[Objective] Extract the lines that hold the string "humans".

[Data entries]
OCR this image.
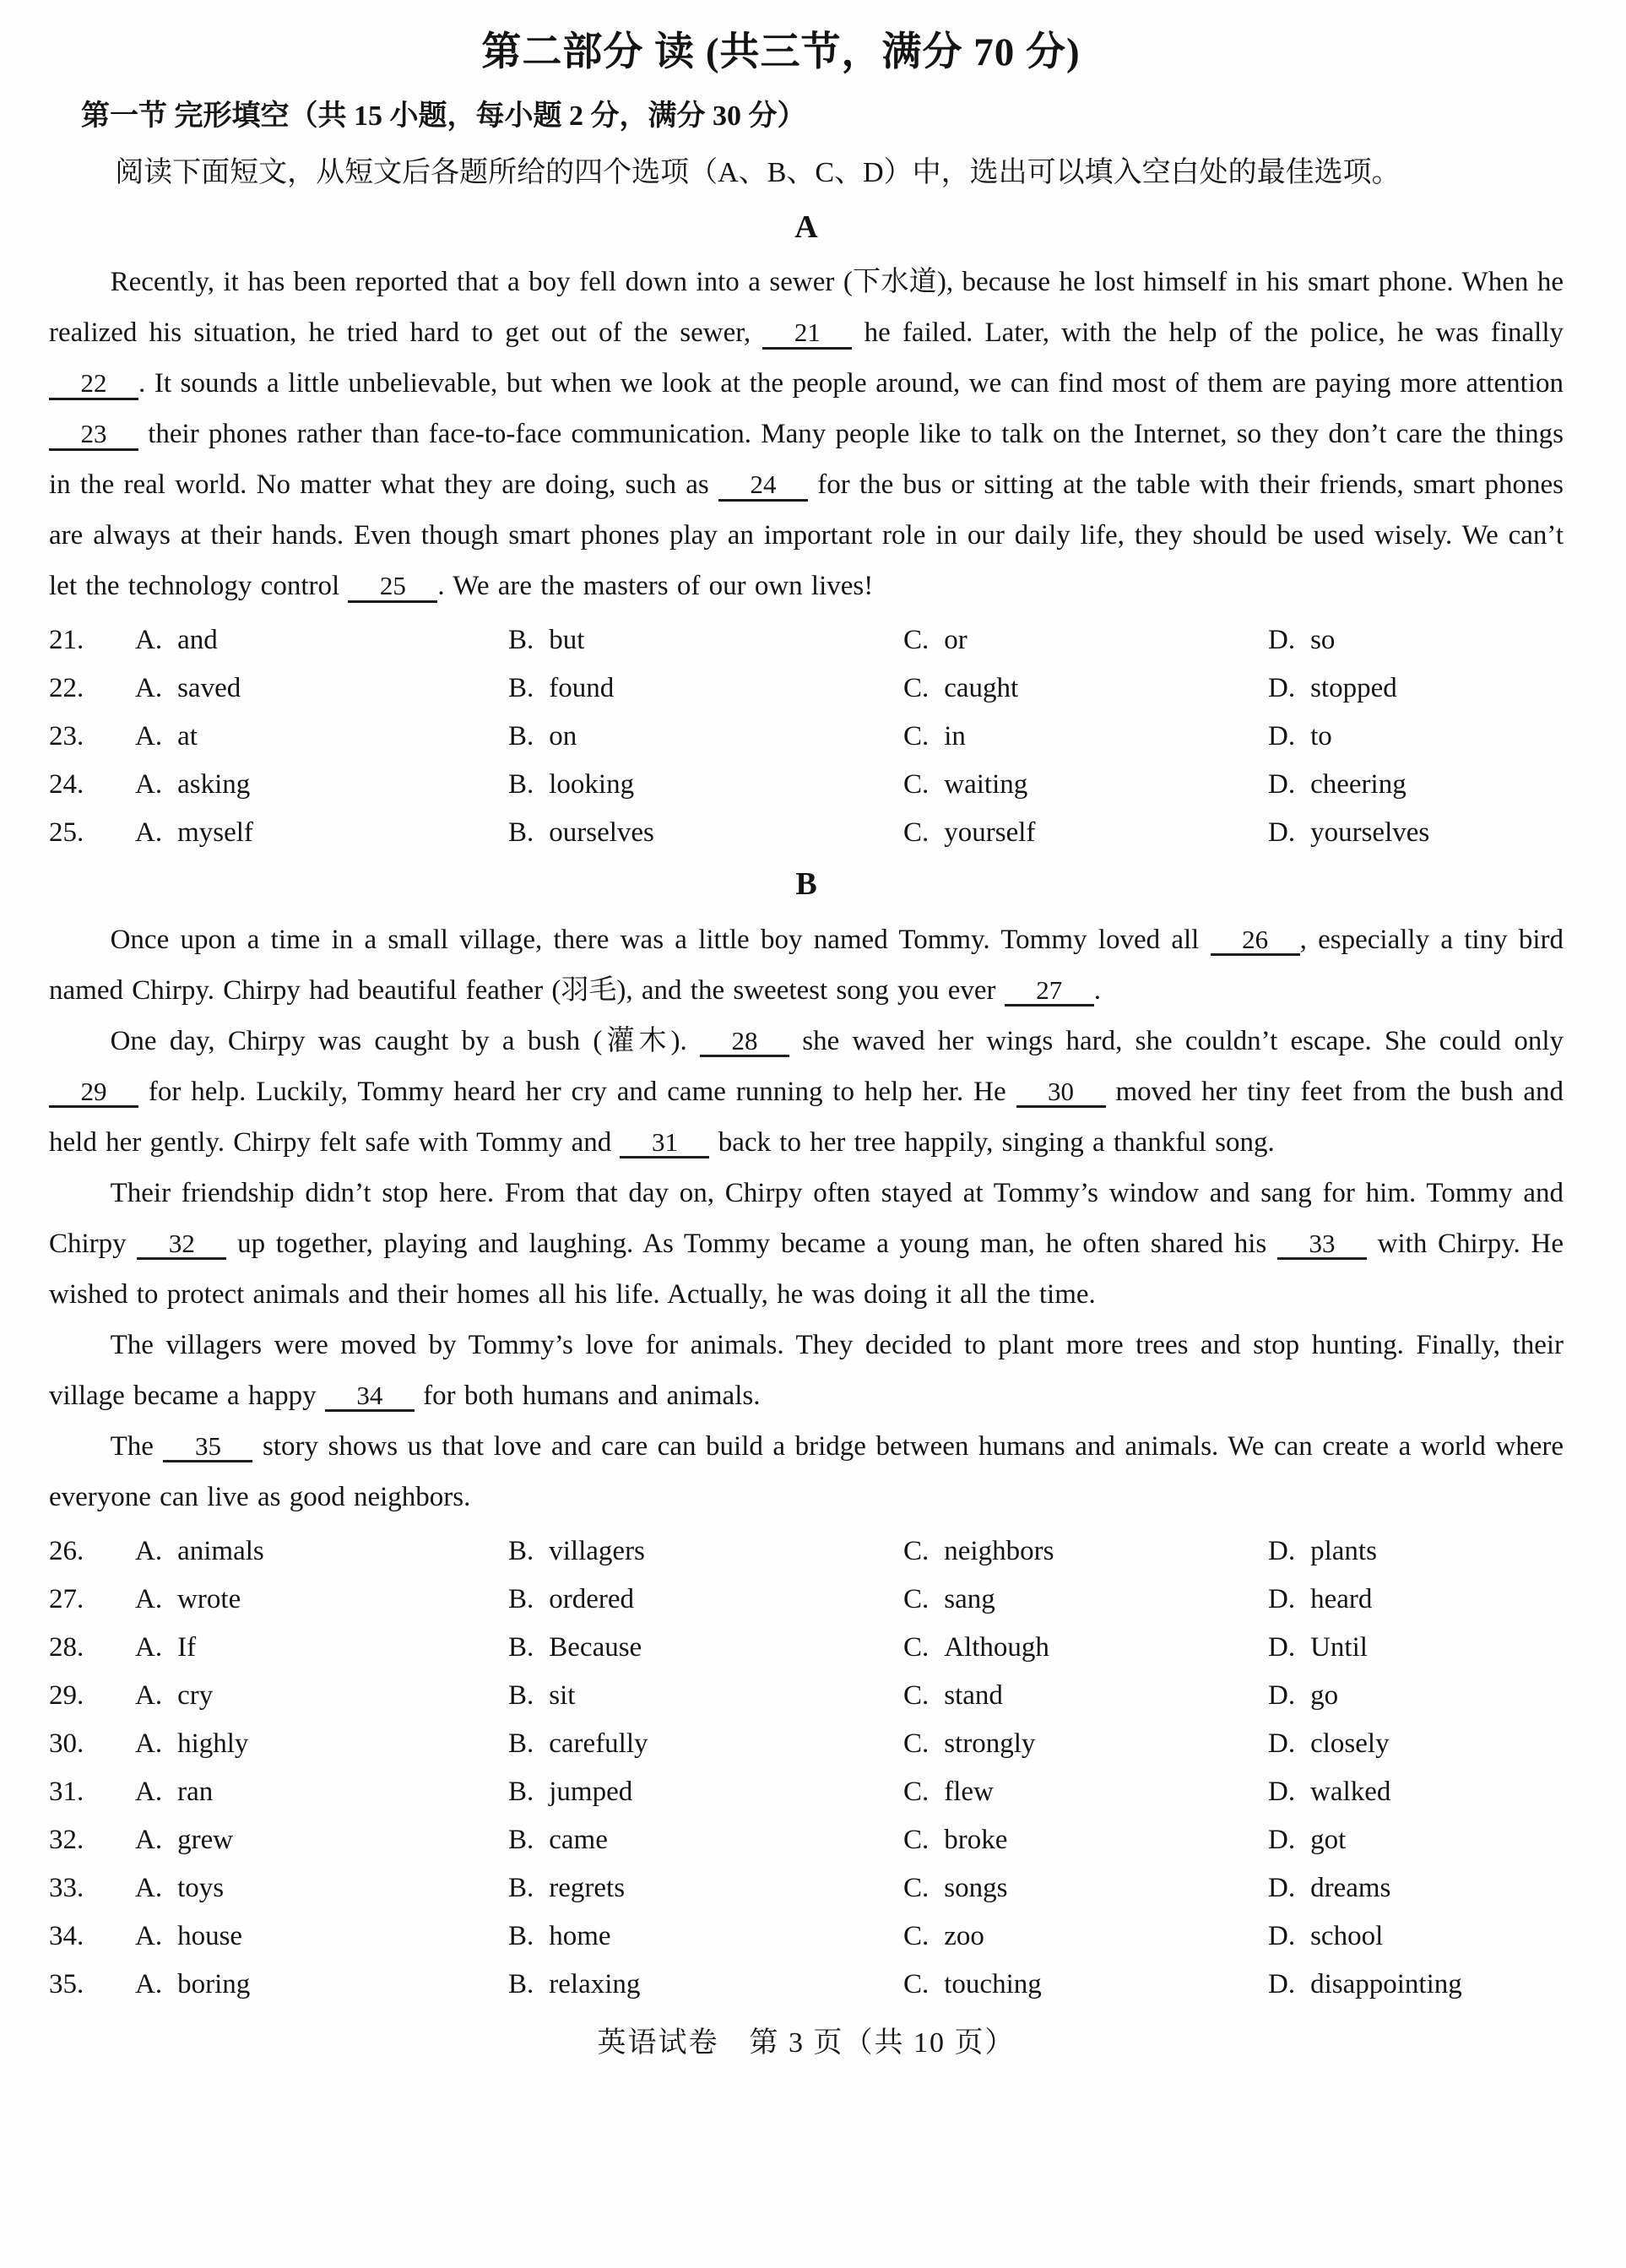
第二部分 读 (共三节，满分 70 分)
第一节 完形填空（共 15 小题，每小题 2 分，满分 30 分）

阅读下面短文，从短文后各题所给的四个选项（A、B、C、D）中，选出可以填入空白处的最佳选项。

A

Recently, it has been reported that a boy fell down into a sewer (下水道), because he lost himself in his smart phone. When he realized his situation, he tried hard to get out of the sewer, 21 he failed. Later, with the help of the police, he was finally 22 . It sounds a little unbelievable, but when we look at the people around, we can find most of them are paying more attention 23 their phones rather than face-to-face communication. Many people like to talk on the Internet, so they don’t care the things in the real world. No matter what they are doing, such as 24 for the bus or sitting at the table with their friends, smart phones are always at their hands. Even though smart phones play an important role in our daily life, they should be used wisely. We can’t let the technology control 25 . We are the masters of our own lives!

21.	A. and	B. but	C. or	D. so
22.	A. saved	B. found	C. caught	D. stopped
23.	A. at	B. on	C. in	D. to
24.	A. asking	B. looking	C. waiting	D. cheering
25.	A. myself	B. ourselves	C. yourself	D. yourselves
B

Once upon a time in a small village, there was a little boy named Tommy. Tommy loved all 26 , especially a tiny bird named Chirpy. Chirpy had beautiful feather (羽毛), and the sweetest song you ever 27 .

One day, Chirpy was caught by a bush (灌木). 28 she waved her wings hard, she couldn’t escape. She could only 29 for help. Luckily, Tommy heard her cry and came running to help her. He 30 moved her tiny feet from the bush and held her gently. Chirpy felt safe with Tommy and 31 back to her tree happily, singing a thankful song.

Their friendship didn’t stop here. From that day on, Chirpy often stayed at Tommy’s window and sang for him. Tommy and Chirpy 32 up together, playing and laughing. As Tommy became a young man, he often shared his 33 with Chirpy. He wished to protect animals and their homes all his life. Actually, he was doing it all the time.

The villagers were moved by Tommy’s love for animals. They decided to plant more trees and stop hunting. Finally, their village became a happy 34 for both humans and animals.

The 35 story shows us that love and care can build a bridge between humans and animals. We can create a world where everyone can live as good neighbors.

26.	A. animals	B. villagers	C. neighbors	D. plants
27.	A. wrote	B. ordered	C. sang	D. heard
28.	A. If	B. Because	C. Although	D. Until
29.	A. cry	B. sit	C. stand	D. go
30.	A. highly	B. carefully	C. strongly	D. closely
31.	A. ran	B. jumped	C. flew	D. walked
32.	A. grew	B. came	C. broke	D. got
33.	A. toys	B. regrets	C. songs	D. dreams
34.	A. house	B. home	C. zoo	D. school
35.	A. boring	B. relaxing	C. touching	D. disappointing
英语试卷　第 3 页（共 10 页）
...
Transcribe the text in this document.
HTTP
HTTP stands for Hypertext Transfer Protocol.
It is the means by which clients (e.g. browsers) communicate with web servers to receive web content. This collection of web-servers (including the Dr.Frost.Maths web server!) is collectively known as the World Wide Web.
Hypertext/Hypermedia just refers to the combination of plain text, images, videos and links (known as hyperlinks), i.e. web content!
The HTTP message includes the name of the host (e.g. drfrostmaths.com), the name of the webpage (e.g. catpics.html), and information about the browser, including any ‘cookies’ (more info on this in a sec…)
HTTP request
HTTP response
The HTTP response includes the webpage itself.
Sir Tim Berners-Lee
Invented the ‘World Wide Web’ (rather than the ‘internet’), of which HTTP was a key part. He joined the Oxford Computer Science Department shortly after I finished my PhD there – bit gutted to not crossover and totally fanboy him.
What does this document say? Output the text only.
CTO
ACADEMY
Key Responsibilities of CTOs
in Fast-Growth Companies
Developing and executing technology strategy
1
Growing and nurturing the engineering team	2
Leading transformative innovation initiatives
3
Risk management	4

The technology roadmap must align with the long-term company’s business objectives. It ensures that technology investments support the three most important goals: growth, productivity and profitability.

[The completed task]
The villagers were moved by Tommy’s love for animals. They decided to plant more trees and stop hunting. Finally, their village became a happy 34 for both humans and animals.
The 35 story shows us that love and care can build a bridge between humans and animals. We can create a world where everyone can live as good neighbors.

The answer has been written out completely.